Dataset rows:

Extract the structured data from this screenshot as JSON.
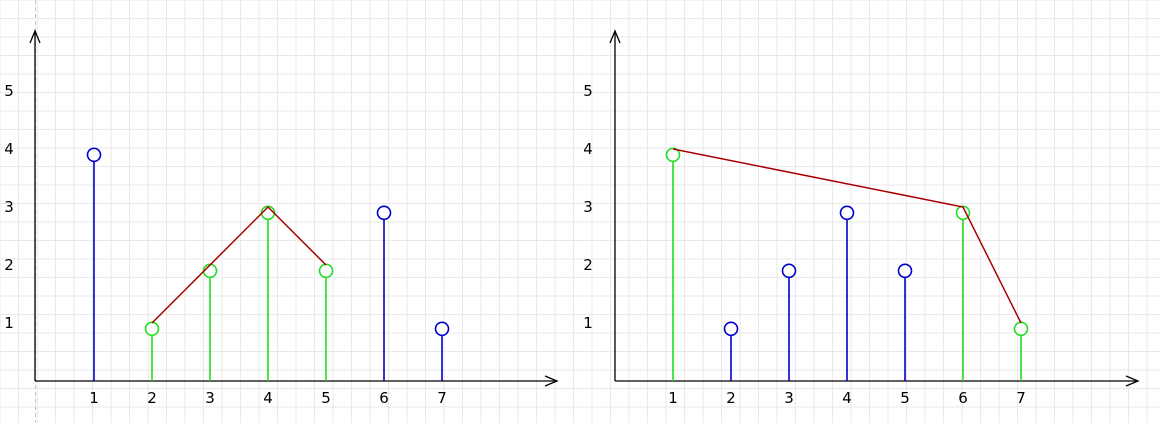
{
  "colors": {
    "background": "#ffffff",
    "grid": "#e9e9e9",
    "axis": "#000000",
    "stem_default": "#0000cc",
    "stem_highlight": "#22dd22",
    "connector": "#aa0000"
  },
  "diagrams": [
    {
      "x_ticks": [
        "1",
        "2",
        "3",
        "4",
        "5",
        "6",
        "7"
      ],
      "y_ticks": [
        "1",
        "2",
        "3",
        "4",
        "5"
      ],
      "stems": [
        {
          "x": 1,
          "y": 3.9,
          "highlight": false
        },
        {
          "x": 2,
          "y": 0.9,
          "highlight": true
        },
        {
          "x": 3,
          "y": 1.9,
          "highlight": true
        },
        {
          "x": 4,
          "y": 2.9,
          "highlight": true
        },
        {
          "x": 5,
          "y": 1.9,
          "highlight": true
        },
        {
          "x": 6,
          "y": 2.9,
          "highlight": false
        },
        {
          "x": 7,
          "y": 0.9,
          "highlight": false
        }
      ],
      "connector": [
        [
          2,
          1
        ],
        [
          4,
          3
        ],
        [
          5,
          2
        ]
      ]
    },
    {
      "x_ticks": [
        "1",
        "2",
        "3",
        "4",
        "5",
        "6",
        "7"
      ],
      "y_ticks": [
        "1",
        "2",
        "3",
        "4",
        "5"
      ],
      "stems": [
        {
          "x": 1,
          "y": 3.9,
          "highlight": true
        },
        {
          "x": 2,
          "y": 0.9,
          "highlight": false
        },
        {
          "x": 3,
          "y": 1.9,
          "highlight": false
        },
        {
          "x": 4,
          "y": 2.9,
          "highlight": false
        },
        {
          "x": 5,
          "y": 1.9,
          "highlight": false
        },
        {
          "x": 6,
          "y": 2.9,
          "highlight": true
        },
        {
          "x": 7,
          "y": 0.9,
          "highlight": true
        }
      ],
      "connector": [
        [
          1,
          4
        ],
        [
          6,
          3
        ],
        [
          7,
          1
        ]
      ]
    }
  ]
}
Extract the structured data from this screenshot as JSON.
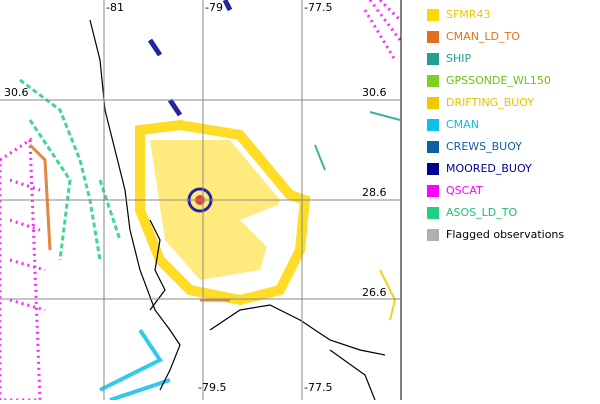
{
  "map": {
    "top_labels": [
      "-81",
      "-79",
      "-77.5"
    ],
    "left_labels": [
      "30.6"
    ],
    "right_labels": [
      "30.6",
      "28.6",
      "26.6"
    ],
    "bottom_labels": [
      "-79.5",
      "-77.5"
    ]
  },
  "legend": [
    {
      "label": "SFMR43",
      "color": "#ffd700",
      "label_color": "#e8c800"
    },
    {
      "label": "CMAN_LD_TO",
      "color": "#e07020",
      "label_color": "#e07020"
    },
    {
      "label": "SHIP",
      "color": "#20a090",
      "label_color": "#20a090"
    },
    {
      "label": "GPSSONDE_WL150",
      "color": "#80d020",
      "label_color": "#70c010"
    },
    {
      "label": "DRIFTING_BUOY",
      "color": "#f0c800",
      "label_color": "#e8c000"
    },
    {
      "label": "CMAN",
      "color": "#10c0e8",
      "label_color": "#10b8e0"
    },
    {
      "label": "CREWS_BUOY",
      "color": "#1060a0",
      "label_color": "#1060a0"
    },
    {
      "label": "MOORED_BUOY",
      "color": "#000090",
      "label_color": "#000090"
    },
    {
      "label": "QSCAT",
      "color": "#ff00ff",
      "label_color": "#ff00ff"
    },
    {
      "label": "ASOS_LD_TO",
      "color": "#20d080",
      "label_color": "#20c070"
    },
    {
      "label": "Flagged observations",
      "color": "#b0b0b0",
      "label_color": "#000000"
    }
  ]
}
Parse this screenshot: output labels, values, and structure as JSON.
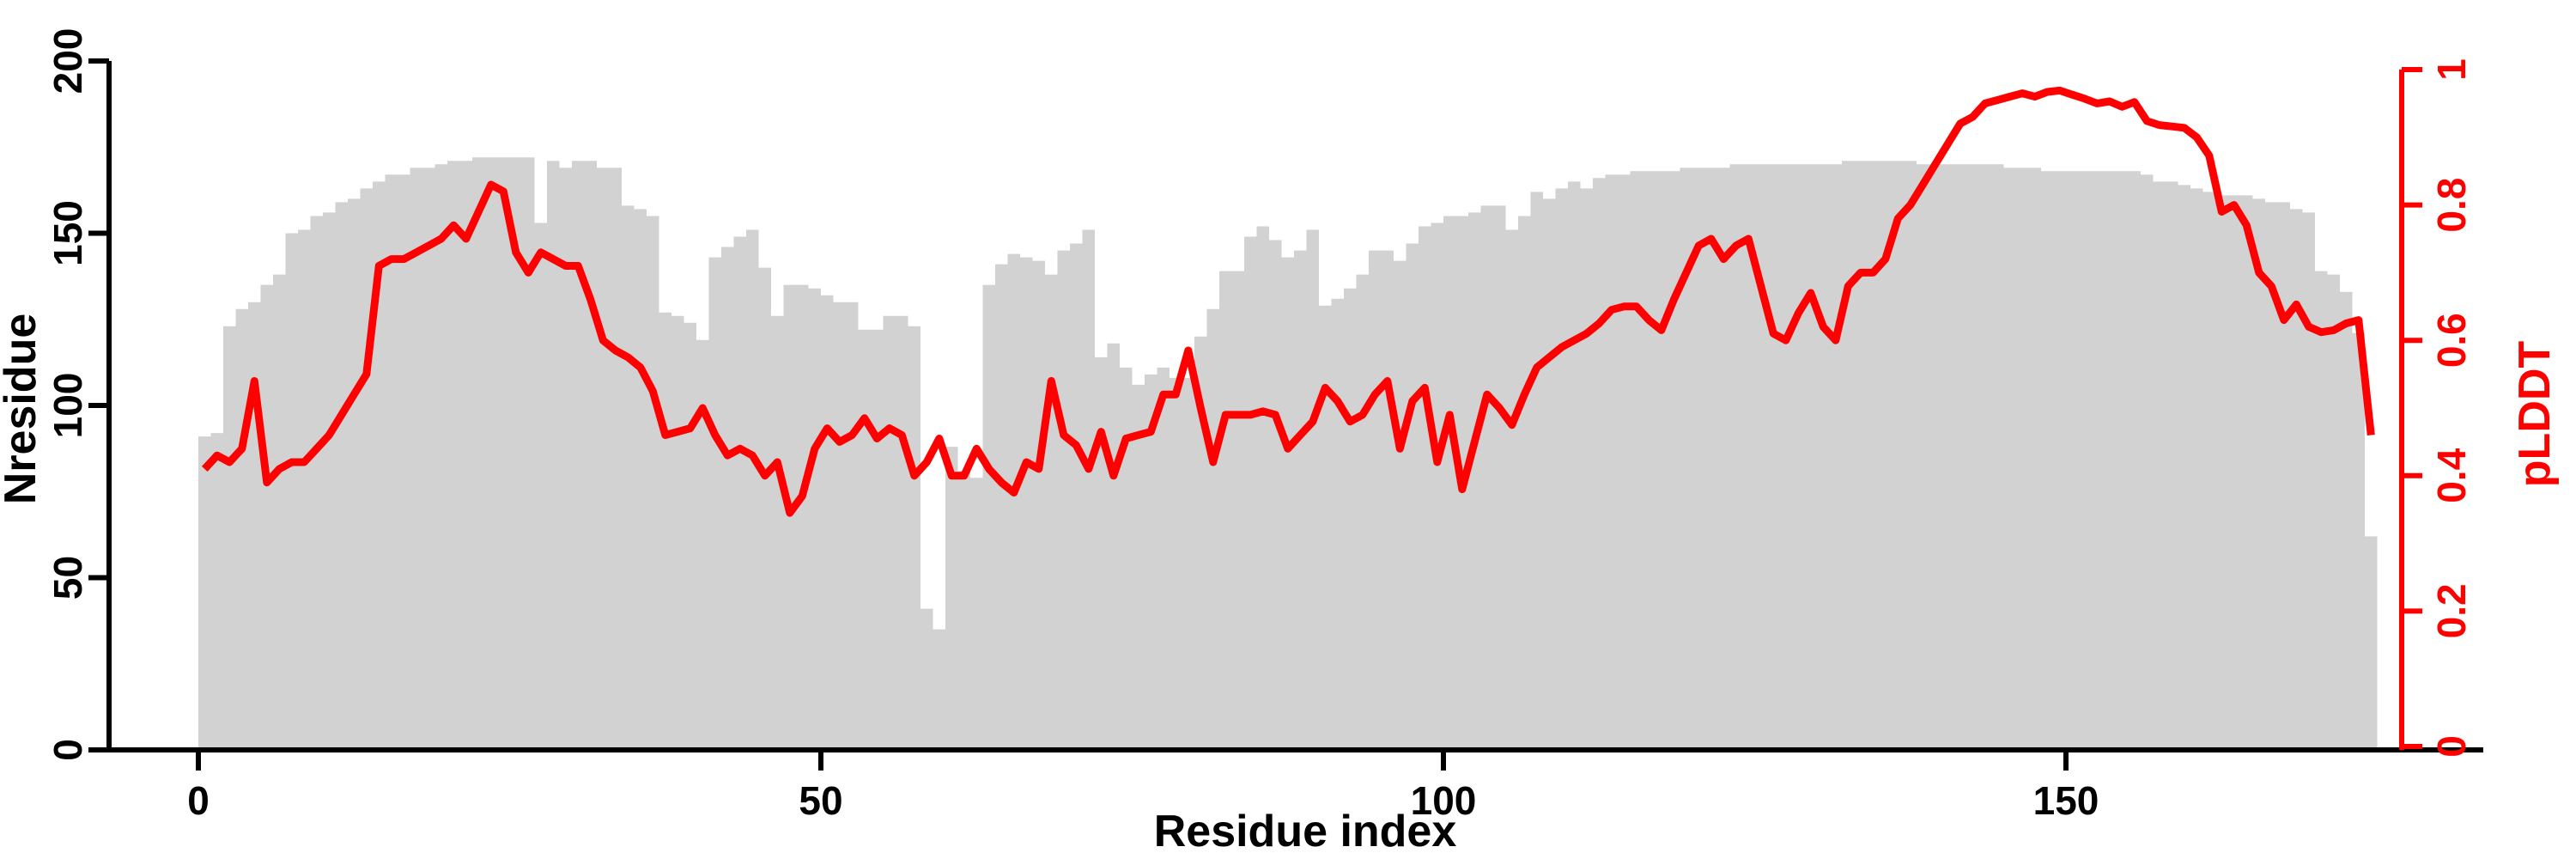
{
  "axes": {
    "left": {
      "label": "Nresidue",
      "ticks": [
        0,
        50,
        100,
        150,
        200
      ],
      "color": "#000000"
    },
    "bottom": {
      "label": "Residue index",
      "ticks": [
        0,
        50,
        100,
        150
      ],
      "color": "#000000"
    },
    "right": {
      "label": "pLDDT",
      "ticks": [
        "0",
        "0.2",
        "0.4",
        "0.6",
        "0.8",
        "1"
      ],
      "color": "#ff0000"
    }
  },
  "chart_data": {
    "type": "bar",
    "subtype": "bar+line dual axis",
    "x_start": 0,
    "x_step": 1,
    "n_points": 175,
    "xlabel": "Residue index",
    "ylabel_left": "Nresidue",
    "ylabel_right": "pLDDT",
    "ylim_left": [
      0,
      200
    ],
    "ylim_right": [
      0,
      1
    ],
    "xticks": [
      0,
      50,
      100,
      150
    ],
    "grid": false,
    "legend": "none",
    "series": [
      {
        "name": "Nresidue",
        "type": "bar",
        "axis": "left",
        "color": "#d2d2d2",
        "values": [
          91,
          92,
          123,
          128,
          130,
          135,
          138,
          150,
          151,
          155,
          156,
          159,
          160,
          163,
          165,
          167,
          167,
          169,
          169,
          170,
          171,
          171,
          172,
          172,
          172,
          172,
          172,
          153,
          171,
          169,
          171,
          171,
          169,
          169,
          158,
          157,
          155,
          127,
          126,
          124,
          119,
          143,
          146,
          149,
          151,
          140,
          126,
          135,
          135,
          134,
          132,
          130,
          130,
          122,
          122,
          126,
          126,
          123,
          41,
          35,
          88,
          81,
          79,
          135,
          141,
          144,
          143,
          142,
          138,
          145,
          147,
          151,
          114,
          118,
          111,
          106,
          109,
          111,
          108,
          108,
          120,
          128,
          139,
          139,
          149,
          152,
          148,
          143,
          145,
          151,
          129,
          131,
          134,
          138,
          145,
          145,
          142,
          147,
          152,
          153,
          155,
          155,
          156,
          158,
          158,
          151,
          155,
          162,
          160,
          163,
          165,
          163,
          166,
          167,
          167,
          168,
          168,
          168,
          168,
          169,
          169,
          169,
          169,
          170,
          170,
          170,
          170,
          170,
          170,
          170,
          170,
          170,
          171,
          171,
          171,
          171,
          171,
          171,
          170,
          170,
          170,
          170,
          170,
          170,
          170,
          169,
          169,
          169,
          168,
          168,
          168,
          168,
          168,
          168,
          168,
          168,
          167,
          165,
          165,
          164,
          163,
          162,
          161,
          161,
          161,
          160,
          159,
          159,
          157,
          156,
          139,
          138,
          133,
          121,
          62
        ]
      },
      {
        "name": "pLDDT",
        "type": "line",
        "axis": "right",
        "color": "#ff0000",
        "values": [
          0.41,
          0.43,
          0.42,
          0.44,
          0.54,
          0.39,
          0.41,
          0.42,
          0.42,
          0.44,
          0.46,
          0.49,
          0.52,
          0.55,
          0.71,
          0.72,
          0.72,
          0.73,
          0.74,
          0.75,
          0.77,
          0.75,
          0.79,
          0.83,
          0.82,
          0.73,
          0.7,
          0.73,
          0.72,
          0.71,
          0.71,
          0.66,
          0.6,
          0.585,
          0.575,
          0.56,
          0.525,
          0.46,
          0.465,
          0.47,
          0.5,
          0.46,
          0.43,
          0.44,
          0.43,
          0.4,
          0.42,
          0.345,
          0.37,
          0.44,
          0.47,
          0.45,
          0.46,
          0.485,
          0.455,
          0.47,
          0.46,
          0.4,
          0.42,
          0.455,
          0.4,
          0.4,
          0.44,
          0.41,
          0.39,
          0.375,
          0.42,
          0.41,
          0.54,
          0.46,
          0.445,
          0.41,
          0.465,
          0.4,
          0.455,
          0.46,
          0.465,
          0.52,
          0.52,
          0.585,
          0.5,
          0.42,
          0.49,
          0.49,
          0.49,
          0.495,
          0.49,
          0.44,
          0.46,
          0.48,
          0.53,
          0.51,
          0.48,
          0.49,
          0.52,
          0.54,
          0.44,
          0.51,
          0.53,
          0.42,
          0.49,
          0.38,
          0.45,
          0.52,
          0.5,
          0.475,
          0.52,
          0.56,
          0.575,
          0.59,
          0.6,
          0.61,
          0.625,
          0.645,
          0.65,
          0.65,
          0.63,
          0.615,
          0.66,
          0.7,
          0.74,
          0.75,
          0.72,
          0.74,
          0.75,
          0.68,
          0.61,
          0.6,
          0.64,
          0.67,
          0.62,
          0.6,
          0.68,
          0.7,
          0.7,
          0.72,
          0.78,
          0.8,
          0.83,
          0.86,
          0.89,
          0.92,
          0.93,
          0.95,
          0.955,
          0.96,
          0.965,
          0.96,
          0.967,
          0.969,
          0.963,
          0.957,
          0.95,
          0.953,
          0.945,
          0.952,
          0.924,
          0.918,
          0.916,
          0.914,
          0.9,
          0.873,
          0.79,
          0.8,
          0.77,
          0.7,
          0.68,
          0.63,
          0.653,
          0.62,
          0.612,
          0.615,
          0.625,
          0.63,
          0.46
        ]
      }
    ]
  }
}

What you will do
Using the listing, say how many lines include the word "index", and add nothing else.

Exercise output
2